▸ TO DO
In your copy, repeat the records exactly and leave out the pictures.

/---

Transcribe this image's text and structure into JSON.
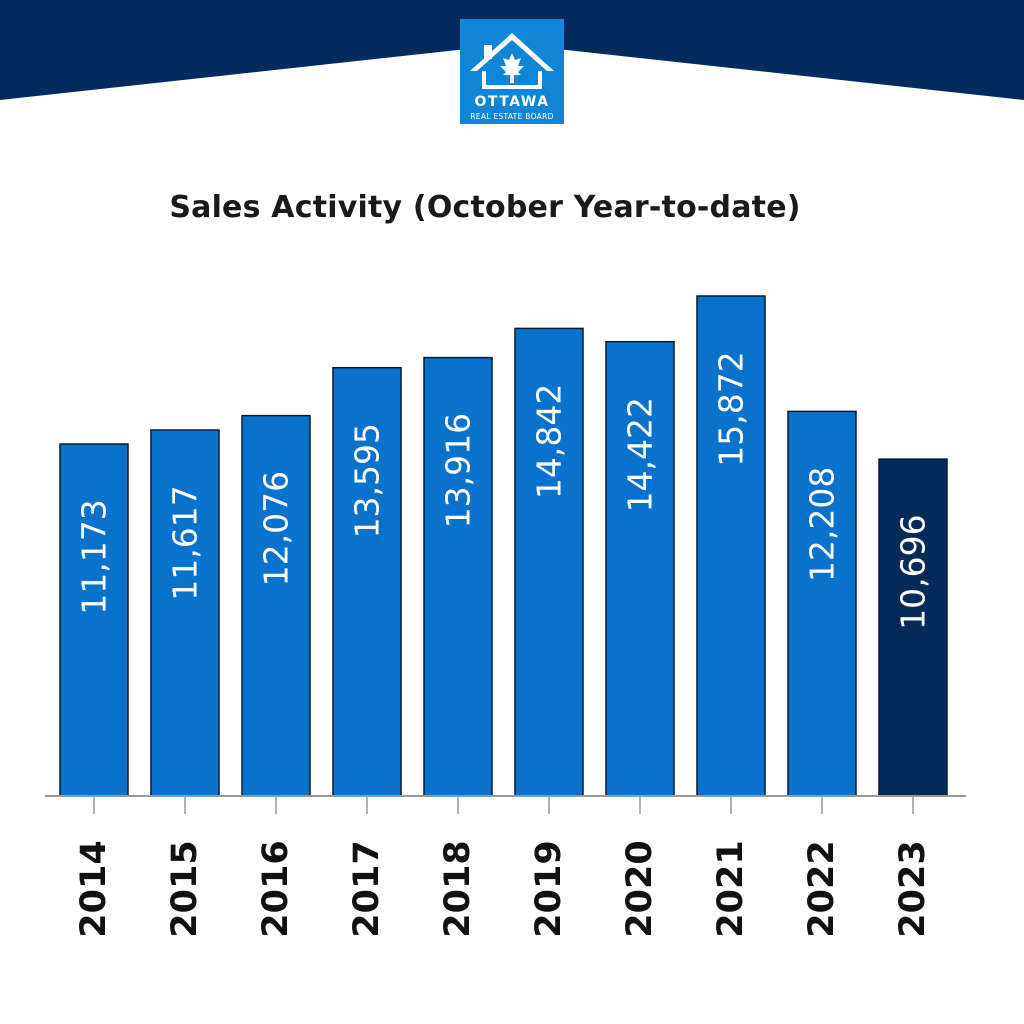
{
  "logo": {
    "name": "OTTAWA",
    "subtitle": "REAL ESTATE BOARD"
  },
  "colors": {
    "brand_navy": "#032b5e",
    "bar_blue": "#0872cc",
    "bar_highlight": "#062a5a",
    "axis": "#999999"
  },
  "chart_data": {
    "type": "bar",
    "title": "Sales Activity (October Year-to-date)",
    "xlabel": "",
    "ylabel": "",
    "categories": [
      "2014",
      "2015",
      "2016",
      "2017",
      "2018",
      "2019",
      "2020",
      "2021",
      "2022",
      "2023"
    ],
    "values": [
      11173,
      11617,
      12076,
      13595,
      13916,
      14842,
      14422,
      15872,
      12208,
      10696
    ],
    "value_labels": [
      "11,173",
      "11,617",
      "12,076",
      "13,595",
      "13,916",
      "14,842",
      "14,422",
      "15,872",
      "12,208",
      "10,696"
    ],
    "highlighted_category": "2023",
    "ylim": [
      0,
      16000
    ],
    "grid": false,
    "legend": "none"
  }
}
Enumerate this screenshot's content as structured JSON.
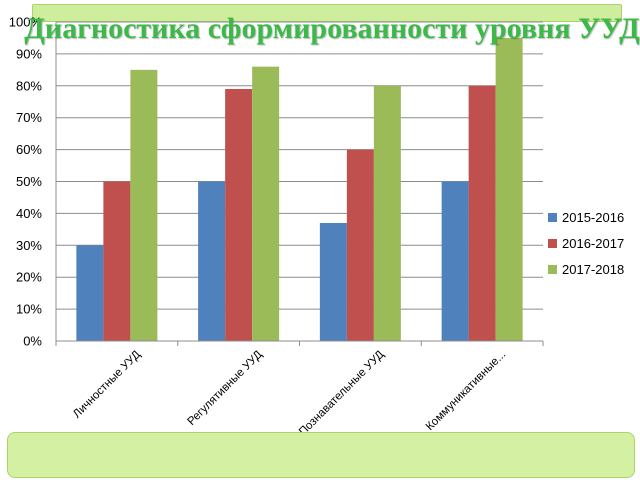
{
  "chart_data": {
    "type": "bar",
    "title": "Диагностика сформированности уровня УУД",
    "categories": [
      "Личностные УУД",
      "Регулятивные УУД",
      "Познавательные УУД",
      "Коммуникативные..."
    ],
    "series": [
      {
        "name": "2015-2016",
        "color": "#4f81bd",
        "values": [
          30,
          50,
          37,
          50
        ]
      },
      {
        "name": "2016-2017",
        "color": "#c0504d",
        "values": [
          50,
          79,
          60,
          80
        ]
      },
      {
        "name": "2017-2018",
        "color": "#9bbb59",
        "values": [
          85,
          86,
          80,
          95
        ]
      }
    ],
    "ylim": [
      0,
      100
    ],
    "yticks": [
      "0%",
      "10%",
      "20%",
      "30%",
      "40%",
      "50%",
      "60%",
      "70%",
      "80%",
      "90%",
      "100%"
    ],
    "grid": true,
    "legend": "right"
  }
}
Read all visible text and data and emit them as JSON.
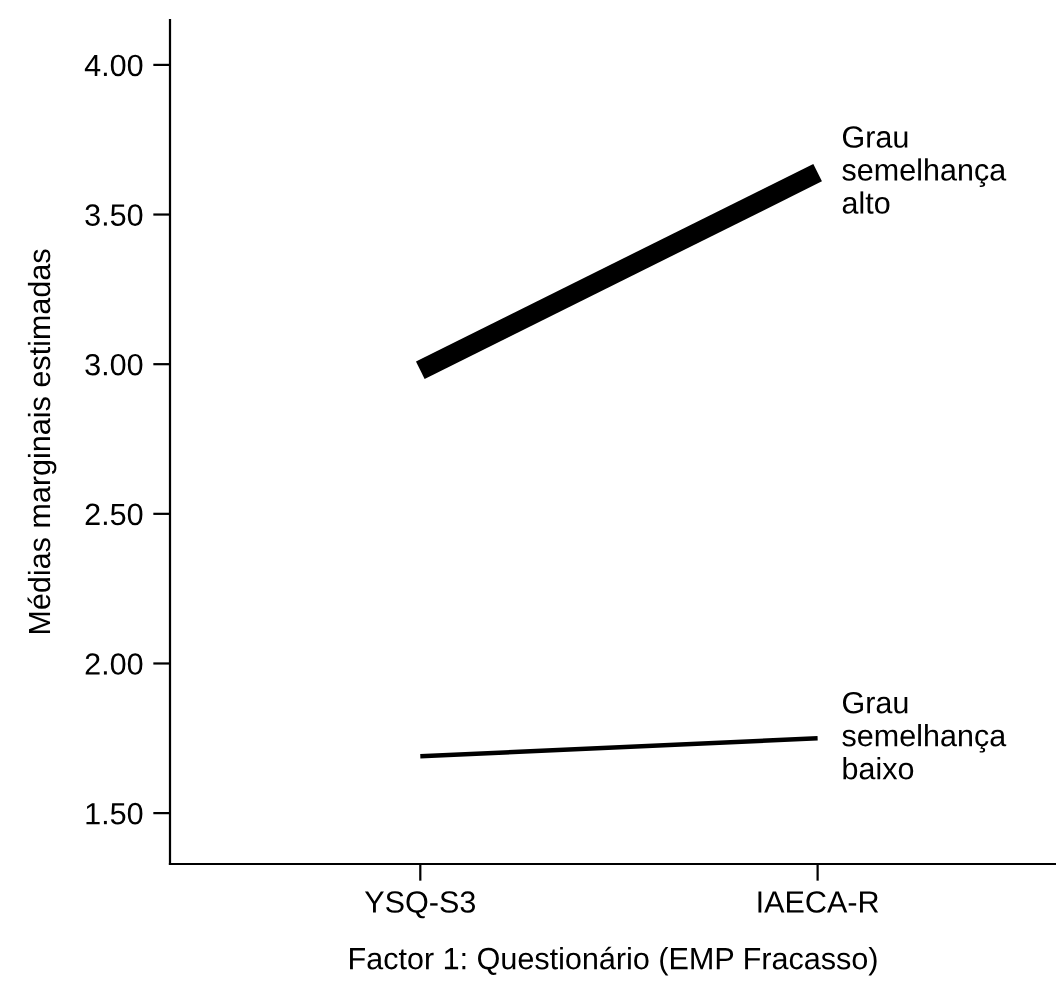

\---

▸ RESPONSE BELOW
Transcribe this image's text and structure into JSON.
{
  "logo": {
    "name": "OTTAWA",
    "subtitle": "REAL ESTATE BOARD"
  },
  "colors": {
    "brand_navy": "#032b5e",
    "bar_blue": "#0872cc",
    "bar_highlight": "#062a5a",
    "axis": "#999999"
  },
  "chart_data": {
    "type": "bar",
    "title": "Sales Activity (October Year-to-date)",
    "xlabel": "",
    "ylabel": "",
    "categories": [
      "2014",
      "2015",
      "2016",
      "2017",
      "2018",
      "2019",
      "2020",
      "2021",
      "2022",
      "2023"
    ],
    "values": [
      11173,
      11617,
      12076,
      13595,
      13916,
      14842,
      14422,
      15872,
      12208,
      10696
    ],
    "value_labels": [
      "11,173",
      "11,617",
      "12,076",
      "13,595",
      "13,916",
      "14,842",
      "14,422",
      "15,872",
      "12,208",
      "10,696"
    ],
    "highlighted_category": "2023",
    "ylim": [
      0,
      16000
    ],
    "grid": false,
    "legend": "none"
  }
}
Enumerate this screenshot's content as structured JSON.
{
  "chart_data": {
    "type": "bar",
    "title": "Диагностика сформированности уровня УУД",
    "categories": [
      "Личностные УУД",
      "Регулятивные УУД",
      "Познавательные УУД",
      "Коммуникативные..."
    ],
    "series": [
      {
        "name": "2015-2016",
        "color": "#4f81bd",
        "values": [
          30,
          50,
          37,
          50
        ]
      },
      {
        "name": "2016-2017",
        "color": "#c0504d",
        "values": [
          50,
          79,
          60,
          80
        ]
      },
      {
        "name": "2017-2018",
        "color": "#9bbb59",
        "values": [
          85,
          86,
          80,
          95
        ]
      }
    ],
    "ylim": [
      0,
      100
    ],
    "yticks": [
      "0%",
      "10%",
      "20%",
      "30%",
      "40%",
      "50%",
      "60%",
      "70%",
      "80%",
      "90%",
      "100%"
    ],
    "grid": true,
    "legend": "right"
  }
}
Read all visible text and data and emit them as JSON.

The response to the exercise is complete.